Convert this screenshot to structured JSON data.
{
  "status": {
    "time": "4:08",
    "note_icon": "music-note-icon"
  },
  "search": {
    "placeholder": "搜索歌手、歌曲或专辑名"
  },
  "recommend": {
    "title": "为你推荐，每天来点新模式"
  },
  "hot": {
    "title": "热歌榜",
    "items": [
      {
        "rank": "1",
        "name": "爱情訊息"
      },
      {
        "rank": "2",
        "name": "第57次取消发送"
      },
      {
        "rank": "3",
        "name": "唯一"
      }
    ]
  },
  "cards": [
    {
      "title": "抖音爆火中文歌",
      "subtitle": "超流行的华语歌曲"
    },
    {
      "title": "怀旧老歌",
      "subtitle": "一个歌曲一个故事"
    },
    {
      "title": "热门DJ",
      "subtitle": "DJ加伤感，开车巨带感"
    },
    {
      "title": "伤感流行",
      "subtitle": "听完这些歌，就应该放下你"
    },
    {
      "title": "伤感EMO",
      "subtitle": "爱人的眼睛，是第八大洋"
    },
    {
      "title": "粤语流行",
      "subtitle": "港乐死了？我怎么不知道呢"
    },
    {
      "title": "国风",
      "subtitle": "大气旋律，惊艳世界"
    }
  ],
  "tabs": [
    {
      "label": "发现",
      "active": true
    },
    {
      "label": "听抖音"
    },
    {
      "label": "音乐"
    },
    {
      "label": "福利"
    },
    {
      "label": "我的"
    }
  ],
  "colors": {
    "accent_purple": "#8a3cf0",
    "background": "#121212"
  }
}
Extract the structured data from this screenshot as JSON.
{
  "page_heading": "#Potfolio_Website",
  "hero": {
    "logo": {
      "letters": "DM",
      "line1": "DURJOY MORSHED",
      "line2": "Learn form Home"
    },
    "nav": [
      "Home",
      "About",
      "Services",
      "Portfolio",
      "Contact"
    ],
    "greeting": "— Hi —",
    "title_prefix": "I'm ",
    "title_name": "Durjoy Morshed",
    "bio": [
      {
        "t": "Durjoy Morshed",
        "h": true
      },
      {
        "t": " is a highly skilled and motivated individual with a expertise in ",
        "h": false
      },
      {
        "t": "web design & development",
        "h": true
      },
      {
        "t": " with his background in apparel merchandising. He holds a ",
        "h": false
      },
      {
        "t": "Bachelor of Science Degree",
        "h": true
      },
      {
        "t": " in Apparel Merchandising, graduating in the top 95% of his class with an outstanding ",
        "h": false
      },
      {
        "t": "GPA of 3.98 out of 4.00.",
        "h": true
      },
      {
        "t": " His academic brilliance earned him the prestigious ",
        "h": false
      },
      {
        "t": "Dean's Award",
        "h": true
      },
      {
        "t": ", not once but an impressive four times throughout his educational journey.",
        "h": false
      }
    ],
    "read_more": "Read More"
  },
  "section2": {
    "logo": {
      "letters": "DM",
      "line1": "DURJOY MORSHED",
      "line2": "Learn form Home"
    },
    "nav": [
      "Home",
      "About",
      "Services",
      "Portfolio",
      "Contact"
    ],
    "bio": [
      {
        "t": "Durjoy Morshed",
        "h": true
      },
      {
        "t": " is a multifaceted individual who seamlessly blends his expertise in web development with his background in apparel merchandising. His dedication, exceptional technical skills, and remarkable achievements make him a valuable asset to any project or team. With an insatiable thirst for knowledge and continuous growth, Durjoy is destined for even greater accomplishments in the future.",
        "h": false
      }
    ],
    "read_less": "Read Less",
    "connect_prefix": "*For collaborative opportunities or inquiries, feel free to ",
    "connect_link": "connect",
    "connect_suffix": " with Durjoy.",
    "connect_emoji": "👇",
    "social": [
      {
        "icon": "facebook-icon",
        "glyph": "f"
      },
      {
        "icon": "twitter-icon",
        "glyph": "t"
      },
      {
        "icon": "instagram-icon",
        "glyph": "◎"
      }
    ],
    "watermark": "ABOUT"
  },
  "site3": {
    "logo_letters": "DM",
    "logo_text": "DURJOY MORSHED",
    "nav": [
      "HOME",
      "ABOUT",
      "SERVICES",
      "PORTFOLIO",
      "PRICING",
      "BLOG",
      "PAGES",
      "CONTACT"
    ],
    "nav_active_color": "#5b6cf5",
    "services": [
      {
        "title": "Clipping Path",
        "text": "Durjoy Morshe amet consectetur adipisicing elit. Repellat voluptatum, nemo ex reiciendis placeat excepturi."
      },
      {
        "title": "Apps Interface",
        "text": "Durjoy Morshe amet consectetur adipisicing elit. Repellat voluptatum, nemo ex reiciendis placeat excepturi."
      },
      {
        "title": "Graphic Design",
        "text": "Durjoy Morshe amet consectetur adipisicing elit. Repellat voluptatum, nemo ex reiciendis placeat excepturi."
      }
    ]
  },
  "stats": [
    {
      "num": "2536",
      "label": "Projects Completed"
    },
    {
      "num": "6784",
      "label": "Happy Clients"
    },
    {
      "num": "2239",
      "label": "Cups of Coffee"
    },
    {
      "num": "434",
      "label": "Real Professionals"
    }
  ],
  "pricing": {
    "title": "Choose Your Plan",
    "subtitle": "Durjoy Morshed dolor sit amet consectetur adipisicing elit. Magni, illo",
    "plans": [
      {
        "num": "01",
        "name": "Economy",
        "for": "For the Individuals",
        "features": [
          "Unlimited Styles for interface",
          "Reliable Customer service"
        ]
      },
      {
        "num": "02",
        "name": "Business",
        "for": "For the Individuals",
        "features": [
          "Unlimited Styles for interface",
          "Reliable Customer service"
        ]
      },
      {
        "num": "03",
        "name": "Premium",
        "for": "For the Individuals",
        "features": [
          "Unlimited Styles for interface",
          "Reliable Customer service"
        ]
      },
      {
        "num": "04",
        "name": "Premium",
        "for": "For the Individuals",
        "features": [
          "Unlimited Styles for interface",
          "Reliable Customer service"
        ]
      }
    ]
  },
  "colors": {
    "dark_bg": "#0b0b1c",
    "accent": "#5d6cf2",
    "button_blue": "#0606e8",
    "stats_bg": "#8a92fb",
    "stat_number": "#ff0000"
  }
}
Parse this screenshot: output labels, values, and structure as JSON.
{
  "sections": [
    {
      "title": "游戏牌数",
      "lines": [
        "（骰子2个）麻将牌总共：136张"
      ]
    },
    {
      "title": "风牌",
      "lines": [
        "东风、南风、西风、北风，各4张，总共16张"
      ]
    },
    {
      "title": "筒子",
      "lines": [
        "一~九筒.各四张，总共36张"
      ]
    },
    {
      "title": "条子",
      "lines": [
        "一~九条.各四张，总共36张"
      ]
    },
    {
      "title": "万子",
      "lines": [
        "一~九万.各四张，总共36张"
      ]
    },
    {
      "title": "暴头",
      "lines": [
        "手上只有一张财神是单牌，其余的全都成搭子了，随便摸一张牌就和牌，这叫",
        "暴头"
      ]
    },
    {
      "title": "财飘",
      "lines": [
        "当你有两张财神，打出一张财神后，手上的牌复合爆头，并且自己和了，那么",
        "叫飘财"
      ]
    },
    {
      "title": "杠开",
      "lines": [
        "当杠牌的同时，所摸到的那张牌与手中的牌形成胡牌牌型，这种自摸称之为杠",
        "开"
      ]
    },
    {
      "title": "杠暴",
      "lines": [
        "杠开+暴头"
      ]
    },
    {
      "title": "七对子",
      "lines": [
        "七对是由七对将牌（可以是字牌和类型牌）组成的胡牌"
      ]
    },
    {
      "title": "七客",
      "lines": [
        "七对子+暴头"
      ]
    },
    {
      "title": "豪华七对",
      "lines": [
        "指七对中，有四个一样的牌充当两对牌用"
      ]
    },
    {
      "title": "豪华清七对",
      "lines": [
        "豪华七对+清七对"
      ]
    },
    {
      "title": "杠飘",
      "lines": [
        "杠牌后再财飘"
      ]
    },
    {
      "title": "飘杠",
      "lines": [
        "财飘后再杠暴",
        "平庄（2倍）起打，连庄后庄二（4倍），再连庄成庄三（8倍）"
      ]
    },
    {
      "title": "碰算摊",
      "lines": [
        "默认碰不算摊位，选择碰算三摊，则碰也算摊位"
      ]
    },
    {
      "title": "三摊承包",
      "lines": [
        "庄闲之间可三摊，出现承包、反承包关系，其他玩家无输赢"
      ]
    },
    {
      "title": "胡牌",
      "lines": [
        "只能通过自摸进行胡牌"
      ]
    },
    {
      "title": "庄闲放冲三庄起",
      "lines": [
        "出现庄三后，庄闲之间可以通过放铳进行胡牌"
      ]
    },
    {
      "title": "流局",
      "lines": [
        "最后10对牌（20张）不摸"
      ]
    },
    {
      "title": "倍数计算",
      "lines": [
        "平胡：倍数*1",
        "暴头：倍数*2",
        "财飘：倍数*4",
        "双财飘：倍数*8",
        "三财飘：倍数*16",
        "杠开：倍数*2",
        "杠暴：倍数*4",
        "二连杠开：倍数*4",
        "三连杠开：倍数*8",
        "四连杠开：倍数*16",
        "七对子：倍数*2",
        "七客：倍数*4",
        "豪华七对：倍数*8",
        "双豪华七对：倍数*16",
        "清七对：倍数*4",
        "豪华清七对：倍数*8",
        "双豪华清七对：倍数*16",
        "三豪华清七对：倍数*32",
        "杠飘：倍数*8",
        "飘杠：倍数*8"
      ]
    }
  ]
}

----------

• _THE EXERCISE_
Work out how many lines in the entries hold the string "icon". Your answer should consist solely of that number.

• _THE ANSWER_
4